▶ **PROBLEM**
Check each line of the records below for the word "this" and copy those where it appears.

▶ **Stored items from a collection**
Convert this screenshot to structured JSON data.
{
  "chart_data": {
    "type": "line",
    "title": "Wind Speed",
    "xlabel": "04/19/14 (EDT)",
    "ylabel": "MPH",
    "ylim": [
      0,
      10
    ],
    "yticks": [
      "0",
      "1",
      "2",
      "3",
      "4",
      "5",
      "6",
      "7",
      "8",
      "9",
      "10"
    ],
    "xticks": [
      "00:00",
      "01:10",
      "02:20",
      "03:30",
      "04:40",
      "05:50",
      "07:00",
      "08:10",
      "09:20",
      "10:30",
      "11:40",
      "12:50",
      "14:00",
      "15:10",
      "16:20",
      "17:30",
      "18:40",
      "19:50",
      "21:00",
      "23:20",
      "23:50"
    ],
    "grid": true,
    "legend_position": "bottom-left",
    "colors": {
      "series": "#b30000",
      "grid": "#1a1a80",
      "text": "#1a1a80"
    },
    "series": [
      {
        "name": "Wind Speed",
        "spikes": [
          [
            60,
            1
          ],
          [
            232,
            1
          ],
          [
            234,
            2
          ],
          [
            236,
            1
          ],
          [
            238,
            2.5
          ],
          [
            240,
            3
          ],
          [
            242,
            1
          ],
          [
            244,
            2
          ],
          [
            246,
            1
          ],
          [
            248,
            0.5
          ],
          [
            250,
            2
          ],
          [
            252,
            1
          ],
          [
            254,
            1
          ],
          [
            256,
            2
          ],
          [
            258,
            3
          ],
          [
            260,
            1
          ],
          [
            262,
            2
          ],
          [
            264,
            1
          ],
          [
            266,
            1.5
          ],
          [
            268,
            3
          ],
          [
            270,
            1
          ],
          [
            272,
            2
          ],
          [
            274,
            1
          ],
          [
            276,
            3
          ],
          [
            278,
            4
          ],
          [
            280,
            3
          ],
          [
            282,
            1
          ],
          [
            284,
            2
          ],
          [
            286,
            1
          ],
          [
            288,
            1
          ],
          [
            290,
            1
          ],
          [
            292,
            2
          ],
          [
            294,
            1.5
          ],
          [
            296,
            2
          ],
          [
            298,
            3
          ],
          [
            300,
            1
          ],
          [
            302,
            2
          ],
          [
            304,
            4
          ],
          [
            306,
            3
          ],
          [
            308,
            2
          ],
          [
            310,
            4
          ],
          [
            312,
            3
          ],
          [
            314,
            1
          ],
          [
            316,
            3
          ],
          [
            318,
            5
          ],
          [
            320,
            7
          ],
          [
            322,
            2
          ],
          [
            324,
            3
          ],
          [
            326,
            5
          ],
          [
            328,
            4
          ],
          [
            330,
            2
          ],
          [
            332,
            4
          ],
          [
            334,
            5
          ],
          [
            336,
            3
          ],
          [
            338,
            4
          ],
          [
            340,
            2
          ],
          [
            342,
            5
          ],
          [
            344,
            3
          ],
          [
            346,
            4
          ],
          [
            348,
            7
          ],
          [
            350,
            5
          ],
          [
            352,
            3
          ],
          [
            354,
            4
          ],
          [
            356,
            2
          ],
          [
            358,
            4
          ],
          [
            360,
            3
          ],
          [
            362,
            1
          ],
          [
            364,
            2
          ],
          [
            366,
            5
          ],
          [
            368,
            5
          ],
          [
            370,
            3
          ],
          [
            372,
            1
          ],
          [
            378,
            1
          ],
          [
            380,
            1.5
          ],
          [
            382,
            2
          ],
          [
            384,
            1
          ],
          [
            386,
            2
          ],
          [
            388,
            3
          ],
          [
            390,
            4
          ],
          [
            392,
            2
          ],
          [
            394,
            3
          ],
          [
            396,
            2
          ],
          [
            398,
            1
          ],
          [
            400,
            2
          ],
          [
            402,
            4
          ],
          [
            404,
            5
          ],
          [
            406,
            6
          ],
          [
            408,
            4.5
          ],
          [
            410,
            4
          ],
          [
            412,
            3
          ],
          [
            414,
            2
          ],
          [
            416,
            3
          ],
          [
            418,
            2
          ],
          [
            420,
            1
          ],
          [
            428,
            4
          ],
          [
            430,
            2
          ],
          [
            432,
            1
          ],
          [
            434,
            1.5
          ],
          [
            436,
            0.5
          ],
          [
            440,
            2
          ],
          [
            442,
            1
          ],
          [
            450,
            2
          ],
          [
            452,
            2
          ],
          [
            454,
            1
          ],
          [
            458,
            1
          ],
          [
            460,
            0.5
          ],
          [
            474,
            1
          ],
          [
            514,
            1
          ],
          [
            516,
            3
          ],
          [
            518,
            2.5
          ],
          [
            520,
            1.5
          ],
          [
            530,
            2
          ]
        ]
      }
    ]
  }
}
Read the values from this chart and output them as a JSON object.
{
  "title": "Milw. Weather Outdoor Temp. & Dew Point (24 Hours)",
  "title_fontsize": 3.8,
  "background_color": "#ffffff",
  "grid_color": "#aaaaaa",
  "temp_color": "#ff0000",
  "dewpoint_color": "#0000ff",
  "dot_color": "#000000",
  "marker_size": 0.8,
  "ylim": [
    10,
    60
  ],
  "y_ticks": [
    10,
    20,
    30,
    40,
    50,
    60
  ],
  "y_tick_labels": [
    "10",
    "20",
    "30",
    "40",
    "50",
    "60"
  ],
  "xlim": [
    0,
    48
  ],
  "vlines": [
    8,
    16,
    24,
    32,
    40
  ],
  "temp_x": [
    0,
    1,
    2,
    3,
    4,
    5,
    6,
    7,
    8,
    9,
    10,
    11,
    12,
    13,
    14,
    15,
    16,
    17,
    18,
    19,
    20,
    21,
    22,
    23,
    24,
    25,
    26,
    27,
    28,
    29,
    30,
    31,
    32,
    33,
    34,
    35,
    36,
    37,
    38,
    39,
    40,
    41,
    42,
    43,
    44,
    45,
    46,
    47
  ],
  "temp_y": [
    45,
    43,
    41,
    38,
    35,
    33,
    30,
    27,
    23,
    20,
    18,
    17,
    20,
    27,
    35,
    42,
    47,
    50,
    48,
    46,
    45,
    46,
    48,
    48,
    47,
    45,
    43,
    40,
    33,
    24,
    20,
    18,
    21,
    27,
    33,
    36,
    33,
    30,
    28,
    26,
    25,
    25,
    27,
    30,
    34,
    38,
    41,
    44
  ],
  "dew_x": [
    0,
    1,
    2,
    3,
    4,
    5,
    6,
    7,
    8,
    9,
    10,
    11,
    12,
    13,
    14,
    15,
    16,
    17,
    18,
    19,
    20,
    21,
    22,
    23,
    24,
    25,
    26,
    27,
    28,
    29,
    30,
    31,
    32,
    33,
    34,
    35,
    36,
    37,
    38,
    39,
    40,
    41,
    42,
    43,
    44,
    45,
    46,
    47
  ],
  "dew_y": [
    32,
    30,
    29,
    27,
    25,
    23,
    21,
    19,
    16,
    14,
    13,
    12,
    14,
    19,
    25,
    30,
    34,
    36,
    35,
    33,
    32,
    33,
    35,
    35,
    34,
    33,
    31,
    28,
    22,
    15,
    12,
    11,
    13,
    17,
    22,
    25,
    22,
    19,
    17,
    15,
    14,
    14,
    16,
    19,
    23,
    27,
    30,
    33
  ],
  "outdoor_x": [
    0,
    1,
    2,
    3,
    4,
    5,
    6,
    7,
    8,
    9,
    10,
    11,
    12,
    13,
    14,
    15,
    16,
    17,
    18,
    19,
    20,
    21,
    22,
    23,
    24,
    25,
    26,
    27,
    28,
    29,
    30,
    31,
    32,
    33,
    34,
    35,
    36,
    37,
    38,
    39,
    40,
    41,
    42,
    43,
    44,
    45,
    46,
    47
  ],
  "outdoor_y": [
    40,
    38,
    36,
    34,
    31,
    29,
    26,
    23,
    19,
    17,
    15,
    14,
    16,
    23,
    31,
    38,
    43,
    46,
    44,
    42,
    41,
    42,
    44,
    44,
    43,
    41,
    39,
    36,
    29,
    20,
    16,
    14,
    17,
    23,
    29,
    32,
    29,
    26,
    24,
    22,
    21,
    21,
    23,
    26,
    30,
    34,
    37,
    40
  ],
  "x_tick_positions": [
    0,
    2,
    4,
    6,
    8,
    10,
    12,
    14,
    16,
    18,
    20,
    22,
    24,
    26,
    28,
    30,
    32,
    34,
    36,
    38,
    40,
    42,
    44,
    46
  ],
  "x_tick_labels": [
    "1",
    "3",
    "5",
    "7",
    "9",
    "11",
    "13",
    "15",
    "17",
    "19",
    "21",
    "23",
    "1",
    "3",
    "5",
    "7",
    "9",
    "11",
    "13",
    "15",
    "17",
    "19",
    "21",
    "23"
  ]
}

▶ **RESULT BELOW**
Convert this screenshot to structured JSON data.
Read the values from this chart and output them as a JSON object.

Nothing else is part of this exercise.